>> START Data for this task
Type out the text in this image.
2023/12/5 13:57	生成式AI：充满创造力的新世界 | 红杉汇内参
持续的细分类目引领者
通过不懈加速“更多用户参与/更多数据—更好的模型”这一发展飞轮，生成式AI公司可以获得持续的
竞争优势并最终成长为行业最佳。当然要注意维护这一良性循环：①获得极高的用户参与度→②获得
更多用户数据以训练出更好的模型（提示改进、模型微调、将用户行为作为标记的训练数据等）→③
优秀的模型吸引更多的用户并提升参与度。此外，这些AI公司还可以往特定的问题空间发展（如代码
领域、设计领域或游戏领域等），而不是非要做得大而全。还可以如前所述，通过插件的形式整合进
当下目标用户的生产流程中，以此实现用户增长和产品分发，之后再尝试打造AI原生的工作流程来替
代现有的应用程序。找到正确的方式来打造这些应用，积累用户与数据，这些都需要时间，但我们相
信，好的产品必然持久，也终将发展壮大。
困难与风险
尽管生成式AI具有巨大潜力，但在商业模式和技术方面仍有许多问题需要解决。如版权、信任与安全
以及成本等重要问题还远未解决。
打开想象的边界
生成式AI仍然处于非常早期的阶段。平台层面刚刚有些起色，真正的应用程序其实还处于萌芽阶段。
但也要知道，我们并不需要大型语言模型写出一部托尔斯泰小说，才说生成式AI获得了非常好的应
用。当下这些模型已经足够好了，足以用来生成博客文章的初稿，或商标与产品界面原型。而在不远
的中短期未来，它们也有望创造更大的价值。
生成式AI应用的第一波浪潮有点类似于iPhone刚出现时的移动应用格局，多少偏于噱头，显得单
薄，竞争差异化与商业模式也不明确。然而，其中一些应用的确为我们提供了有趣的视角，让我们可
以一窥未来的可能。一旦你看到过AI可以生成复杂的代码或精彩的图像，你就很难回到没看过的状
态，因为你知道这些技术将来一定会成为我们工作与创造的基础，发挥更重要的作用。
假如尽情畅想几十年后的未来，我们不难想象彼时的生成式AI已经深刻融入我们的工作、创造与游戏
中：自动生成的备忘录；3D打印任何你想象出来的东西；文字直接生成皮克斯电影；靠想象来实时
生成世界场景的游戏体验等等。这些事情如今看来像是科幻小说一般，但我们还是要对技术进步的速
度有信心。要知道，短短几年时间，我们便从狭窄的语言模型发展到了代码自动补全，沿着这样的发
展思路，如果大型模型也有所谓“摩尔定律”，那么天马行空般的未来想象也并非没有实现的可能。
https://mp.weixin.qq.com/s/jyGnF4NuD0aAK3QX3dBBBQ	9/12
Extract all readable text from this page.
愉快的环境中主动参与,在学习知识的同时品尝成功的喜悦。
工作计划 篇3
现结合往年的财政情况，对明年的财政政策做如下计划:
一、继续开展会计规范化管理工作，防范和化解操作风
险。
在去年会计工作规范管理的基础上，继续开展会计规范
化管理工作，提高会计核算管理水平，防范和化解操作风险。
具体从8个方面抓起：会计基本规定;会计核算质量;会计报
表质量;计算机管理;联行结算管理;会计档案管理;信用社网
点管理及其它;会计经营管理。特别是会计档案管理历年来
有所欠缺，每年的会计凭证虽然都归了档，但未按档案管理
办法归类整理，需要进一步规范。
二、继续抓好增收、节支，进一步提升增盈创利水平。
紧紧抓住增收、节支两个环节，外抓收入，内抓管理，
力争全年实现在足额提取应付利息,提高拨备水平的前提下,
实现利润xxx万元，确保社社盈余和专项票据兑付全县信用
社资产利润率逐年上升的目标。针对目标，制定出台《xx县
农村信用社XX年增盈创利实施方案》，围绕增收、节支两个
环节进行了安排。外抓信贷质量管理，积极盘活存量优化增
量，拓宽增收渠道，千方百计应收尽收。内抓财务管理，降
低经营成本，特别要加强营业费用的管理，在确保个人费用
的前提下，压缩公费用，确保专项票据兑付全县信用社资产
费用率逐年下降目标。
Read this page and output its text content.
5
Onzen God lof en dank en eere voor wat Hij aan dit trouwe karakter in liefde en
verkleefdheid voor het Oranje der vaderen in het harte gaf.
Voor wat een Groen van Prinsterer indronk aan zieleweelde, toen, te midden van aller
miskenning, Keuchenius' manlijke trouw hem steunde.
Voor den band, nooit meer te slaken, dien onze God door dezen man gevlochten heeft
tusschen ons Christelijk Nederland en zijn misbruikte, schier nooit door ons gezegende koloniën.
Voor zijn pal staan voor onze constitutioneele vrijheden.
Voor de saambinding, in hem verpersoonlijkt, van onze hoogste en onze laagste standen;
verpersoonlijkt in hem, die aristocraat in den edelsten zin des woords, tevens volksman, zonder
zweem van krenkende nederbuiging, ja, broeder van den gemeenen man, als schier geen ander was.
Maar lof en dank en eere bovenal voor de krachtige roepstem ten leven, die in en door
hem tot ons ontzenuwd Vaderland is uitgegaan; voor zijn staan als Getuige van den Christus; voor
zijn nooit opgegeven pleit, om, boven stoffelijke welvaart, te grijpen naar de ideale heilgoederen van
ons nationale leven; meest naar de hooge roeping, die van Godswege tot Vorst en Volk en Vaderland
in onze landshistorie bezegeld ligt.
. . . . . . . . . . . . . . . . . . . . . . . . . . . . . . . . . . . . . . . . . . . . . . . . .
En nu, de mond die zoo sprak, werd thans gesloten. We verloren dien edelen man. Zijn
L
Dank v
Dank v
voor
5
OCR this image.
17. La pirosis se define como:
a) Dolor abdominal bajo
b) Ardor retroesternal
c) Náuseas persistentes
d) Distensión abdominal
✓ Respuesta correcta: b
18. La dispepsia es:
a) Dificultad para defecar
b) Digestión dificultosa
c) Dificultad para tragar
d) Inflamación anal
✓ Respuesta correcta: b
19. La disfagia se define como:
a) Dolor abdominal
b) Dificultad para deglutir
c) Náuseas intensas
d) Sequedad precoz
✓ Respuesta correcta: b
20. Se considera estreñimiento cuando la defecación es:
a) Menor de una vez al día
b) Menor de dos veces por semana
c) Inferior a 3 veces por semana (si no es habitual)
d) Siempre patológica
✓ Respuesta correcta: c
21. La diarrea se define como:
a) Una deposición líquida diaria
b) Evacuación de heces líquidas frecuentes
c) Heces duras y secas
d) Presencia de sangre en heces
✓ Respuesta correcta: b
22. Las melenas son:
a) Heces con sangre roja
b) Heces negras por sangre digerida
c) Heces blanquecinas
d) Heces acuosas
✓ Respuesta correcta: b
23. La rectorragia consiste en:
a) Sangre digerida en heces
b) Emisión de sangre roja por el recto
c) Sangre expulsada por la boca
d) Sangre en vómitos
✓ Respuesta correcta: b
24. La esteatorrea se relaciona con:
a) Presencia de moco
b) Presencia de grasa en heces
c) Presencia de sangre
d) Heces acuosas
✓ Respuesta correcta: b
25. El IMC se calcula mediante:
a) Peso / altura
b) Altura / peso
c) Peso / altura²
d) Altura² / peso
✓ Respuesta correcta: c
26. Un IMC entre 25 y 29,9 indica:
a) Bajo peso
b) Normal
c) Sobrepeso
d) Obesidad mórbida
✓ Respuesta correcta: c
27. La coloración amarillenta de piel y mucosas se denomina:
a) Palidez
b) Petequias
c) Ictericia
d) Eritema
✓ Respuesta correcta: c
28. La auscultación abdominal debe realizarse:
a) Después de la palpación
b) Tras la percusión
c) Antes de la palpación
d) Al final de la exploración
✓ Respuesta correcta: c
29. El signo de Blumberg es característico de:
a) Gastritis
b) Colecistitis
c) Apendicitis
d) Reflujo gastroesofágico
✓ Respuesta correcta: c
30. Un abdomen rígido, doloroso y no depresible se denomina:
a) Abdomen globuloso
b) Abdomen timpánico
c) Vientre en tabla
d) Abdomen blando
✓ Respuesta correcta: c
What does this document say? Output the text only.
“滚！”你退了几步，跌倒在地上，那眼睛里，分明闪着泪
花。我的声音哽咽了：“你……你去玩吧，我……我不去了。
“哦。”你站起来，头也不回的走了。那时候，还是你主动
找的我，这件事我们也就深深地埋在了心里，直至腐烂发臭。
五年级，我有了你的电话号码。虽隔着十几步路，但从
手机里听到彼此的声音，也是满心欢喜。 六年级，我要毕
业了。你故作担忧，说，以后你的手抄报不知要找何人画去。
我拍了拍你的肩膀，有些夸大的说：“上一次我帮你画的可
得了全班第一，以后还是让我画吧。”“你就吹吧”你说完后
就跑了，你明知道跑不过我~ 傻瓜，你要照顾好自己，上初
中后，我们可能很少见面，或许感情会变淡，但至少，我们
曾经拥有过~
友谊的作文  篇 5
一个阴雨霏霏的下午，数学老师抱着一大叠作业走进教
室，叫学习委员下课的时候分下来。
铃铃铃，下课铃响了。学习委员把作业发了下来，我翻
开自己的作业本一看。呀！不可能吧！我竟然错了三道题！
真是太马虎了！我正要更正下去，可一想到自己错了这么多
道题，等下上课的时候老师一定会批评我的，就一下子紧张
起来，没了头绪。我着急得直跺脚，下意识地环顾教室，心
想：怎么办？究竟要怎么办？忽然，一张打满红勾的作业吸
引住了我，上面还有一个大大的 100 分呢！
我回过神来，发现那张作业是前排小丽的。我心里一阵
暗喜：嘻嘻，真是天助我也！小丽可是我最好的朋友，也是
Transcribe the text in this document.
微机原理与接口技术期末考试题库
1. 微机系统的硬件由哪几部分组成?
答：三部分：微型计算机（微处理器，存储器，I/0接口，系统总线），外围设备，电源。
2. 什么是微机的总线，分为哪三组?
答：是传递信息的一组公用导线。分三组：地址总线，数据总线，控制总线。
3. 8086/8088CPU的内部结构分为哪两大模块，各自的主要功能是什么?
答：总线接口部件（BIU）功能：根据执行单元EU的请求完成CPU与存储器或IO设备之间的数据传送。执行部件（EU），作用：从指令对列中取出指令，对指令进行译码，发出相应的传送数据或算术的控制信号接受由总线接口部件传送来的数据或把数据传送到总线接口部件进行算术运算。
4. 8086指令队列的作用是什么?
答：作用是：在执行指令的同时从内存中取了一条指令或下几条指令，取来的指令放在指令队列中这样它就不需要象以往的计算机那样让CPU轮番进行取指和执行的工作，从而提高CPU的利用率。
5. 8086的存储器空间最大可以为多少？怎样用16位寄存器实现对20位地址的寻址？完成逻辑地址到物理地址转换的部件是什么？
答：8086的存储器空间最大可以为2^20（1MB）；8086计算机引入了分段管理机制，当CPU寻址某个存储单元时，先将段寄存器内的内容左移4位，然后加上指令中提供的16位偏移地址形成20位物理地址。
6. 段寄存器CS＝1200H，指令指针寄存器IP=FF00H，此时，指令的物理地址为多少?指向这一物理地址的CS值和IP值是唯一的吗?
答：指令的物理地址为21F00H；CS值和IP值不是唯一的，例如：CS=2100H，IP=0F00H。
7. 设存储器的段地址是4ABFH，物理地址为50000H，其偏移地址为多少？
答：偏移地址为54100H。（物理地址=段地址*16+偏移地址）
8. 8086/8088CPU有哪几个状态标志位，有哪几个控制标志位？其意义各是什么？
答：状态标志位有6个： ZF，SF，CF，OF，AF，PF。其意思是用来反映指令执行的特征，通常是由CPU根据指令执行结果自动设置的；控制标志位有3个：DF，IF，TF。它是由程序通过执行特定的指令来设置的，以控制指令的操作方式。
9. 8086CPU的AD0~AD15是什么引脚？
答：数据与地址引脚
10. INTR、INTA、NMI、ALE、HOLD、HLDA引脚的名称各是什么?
>> END Data for this task
### [The exercise]
In the records above, collect each line with "define".

### [Worked answer]
17. La pirosis se define como:
19. La disfagia se define como:
21. La diarrea se define como:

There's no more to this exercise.